*INSTRUCTION 1*: Write out everything from "2H3PO4 + F2" down to "of phosphate solutions." in the passage on peroxydiphosphoric acid, copying it word for word.

begin QUOTED TEXT

Peroxydiphosphoric acid (H4P2O8) is an oxyacid of phosphorus. Its salts are known as peroxydiphosphates. It is one of two peroxyphosphoric acids, along with peroxymonophosphoric acid.

History 
Both peroxyphosphoric acids were first synthesized and characterized in 1910 by Julius Schmidlin and Paul Massini, where peroxydiphosphoric acid was obtained in poor yields from the reaction between diphosphoric acid and highly-concentrated hydrogen peroxide.

 H4P2O7 + H2O2 -> H4P2O8 + H2O

Preparation 
Peroxydiphosphoric acid can be prepared by the reaction between phosphoric acid and fluorine, with peroxymonophosphoric acid being a by-product.

 2H3PO4 + F2 -> H4P2O8 + 2HF

The compound is not commercially available and must be prepared as needed. Peroxodiphosphates can be obtained by electrolysis of phosphate solutions.

end QUOTED TEXT
begin RAW RECORDS

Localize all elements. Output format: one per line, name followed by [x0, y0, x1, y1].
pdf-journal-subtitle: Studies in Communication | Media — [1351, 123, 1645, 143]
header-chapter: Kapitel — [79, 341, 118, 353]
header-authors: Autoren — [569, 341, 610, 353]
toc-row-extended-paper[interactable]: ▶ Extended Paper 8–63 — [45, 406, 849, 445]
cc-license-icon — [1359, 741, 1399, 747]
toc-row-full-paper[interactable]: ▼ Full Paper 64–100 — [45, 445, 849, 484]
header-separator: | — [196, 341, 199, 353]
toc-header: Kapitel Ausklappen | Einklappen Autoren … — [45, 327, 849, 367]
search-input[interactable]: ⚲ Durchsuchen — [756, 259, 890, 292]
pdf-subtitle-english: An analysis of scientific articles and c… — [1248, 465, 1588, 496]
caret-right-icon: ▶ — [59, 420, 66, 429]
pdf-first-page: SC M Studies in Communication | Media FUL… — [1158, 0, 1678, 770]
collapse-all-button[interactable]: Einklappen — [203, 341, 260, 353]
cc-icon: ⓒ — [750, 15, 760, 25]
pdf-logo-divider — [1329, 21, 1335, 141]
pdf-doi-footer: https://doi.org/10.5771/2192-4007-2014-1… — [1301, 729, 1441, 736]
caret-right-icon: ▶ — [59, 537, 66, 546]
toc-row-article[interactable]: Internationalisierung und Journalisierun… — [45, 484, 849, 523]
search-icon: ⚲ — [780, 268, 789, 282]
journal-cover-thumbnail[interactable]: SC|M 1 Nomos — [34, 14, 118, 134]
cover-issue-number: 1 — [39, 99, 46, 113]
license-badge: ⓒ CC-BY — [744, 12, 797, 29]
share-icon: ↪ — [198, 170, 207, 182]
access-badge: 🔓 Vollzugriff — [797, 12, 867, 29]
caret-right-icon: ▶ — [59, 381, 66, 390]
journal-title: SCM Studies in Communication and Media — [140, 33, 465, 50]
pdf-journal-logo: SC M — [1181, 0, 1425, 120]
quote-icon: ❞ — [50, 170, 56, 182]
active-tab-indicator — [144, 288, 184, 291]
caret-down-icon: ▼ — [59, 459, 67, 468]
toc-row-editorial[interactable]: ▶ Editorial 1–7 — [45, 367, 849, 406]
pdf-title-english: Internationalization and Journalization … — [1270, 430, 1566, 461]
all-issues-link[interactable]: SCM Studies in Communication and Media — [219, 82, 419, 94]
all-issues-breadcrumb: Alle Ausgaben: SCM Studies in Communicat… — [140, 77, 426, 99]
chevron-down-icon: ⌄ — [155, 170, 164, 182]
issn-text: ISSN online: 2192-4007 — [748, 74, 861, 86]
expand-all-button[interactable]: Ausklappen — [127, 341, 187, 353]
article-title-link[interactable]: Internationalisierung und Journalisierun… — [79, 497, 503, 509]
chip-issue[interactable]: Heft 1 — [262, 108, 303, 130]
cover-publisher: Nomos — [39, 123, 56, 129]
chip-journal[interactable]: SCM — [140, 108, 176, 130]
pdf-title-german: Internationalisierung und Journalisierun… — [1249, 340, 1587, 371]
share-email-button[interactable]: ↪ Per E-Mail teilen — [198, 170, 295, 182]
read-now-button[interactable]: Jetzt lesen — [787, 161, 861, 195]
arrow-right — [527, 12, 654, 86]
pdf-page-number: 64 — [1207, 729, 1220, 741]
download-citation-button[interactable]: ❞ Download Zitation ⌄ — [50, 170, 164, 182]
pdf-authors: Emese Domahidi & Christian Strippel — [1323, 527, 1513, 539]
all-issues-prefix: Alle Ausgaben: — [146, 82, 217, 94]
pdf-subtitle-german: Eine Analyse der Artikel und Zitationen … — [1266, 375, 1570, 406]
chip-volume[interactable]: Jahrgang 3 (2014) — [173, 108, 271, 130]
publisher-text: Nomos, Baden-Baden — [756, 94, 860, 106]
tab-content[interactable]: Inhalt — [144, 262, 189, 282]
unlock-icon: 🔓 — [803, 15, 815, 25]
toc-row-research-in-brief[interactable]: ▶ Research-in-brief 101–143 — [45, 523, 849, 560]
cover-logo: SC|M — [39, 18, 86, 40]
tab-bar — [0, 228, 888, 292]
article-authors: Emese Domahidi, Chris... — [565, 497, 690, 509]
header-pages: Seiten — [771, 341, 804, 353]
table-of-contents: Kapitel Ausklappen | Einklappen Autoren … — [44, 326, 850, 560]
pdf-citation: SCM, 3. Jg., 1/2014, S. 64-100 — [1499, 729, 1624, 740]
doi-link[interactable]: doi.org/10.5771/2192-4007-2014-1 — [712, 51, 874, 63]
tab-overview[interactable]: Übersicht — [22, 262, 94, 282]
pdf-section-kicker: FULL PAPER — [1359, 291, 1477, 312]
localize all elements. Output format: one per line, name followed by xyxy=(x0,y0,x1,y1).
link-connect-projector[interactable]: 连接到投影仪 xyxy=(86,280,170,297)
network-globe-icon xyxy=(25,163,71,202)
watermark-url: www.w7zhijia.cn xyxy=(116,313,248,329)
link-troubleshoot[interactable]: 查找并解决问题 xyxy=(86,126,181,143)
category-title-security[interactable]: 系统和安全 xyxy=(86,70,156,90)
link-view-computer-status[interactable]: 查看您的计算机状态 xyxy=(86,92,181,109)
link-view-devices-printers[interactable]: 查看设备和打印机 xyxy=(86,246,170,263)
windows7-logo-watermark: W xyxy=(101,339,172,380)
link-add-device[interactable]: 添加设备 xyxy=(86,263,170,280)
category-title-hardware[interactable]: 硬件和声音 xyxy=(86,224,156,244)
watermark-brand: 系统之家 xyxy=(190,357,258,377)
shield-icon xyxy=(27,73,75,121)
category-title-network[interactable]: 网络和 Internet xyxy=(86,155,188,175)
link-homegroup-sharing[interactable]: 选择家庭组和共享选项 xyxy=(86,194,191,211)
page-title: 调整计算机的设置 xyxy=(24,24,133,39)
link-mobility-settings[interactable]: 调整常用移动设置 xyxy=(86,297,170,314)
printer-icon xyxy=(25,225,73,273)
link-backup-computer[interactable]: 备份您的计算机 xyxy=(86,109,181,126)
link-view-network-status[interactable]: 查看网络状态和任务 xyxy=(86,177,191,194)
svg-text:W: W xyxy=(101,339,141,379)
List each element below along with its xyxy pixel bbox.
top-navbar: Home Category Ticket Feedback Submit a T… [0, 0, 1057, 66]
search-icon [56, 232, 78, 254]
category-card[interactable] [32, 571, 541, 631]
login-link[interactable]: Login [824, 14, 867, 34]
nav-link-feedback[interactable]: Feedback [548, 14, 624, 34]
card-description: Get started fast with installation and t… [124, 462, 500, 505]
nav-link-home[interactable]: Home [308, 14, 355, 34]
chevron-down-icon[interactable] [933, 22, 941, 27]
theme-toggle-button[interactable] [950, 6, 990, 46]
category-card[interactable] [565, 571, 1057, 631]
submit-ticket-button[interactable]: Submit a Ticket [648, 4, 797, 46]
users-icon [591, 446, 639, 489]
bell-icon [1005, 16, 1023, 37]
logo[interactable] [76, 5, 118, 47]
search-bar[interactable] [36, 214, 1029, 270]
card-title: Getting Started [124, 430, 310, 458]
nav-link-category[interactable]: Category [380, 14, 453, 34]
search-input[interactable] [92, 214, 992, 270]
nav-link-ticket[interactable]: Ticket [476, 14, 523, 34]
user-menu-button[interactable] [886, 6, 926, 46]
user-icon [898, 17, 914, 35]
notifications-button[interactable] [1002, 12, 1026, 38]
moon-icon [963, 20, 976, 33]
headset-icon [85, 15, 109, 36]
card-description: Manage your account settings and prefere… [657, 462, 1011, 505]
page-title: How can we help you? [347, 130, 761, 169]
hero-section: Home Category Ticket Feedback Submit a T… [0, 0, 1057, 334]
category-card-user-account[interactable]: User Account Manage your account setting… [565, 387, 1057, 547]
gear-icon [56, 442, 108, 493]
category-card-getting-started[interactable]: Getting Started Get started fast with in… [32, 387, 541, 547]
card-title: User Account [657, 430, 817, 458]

end RAW RECORDS

*INSTRUCTION 2*: Give again, word for word, everything in the entries from their first line down to the line containing "header-authors: Autoren —", with that line included.

*RESULT 1*:
2H3PO4 + F2 -> H4P2O8 + 2HF

The compound is not commercially available and must be prepared as needed. Peroxodiphosphates can be obtained by electrolysis of phosphate solutions.

*RESULT 2*:
Localize all elements. Output format: one per line, name followed by [x0, y0, x1, y1].
pdf-journal-subtitle: Studies in Communication | Media — [1351, 123, 1645, 143]
header-chapter: Kapitel — [79, 341, 118, 353]
header-authors: Autoren — [569, 341, 610, 353]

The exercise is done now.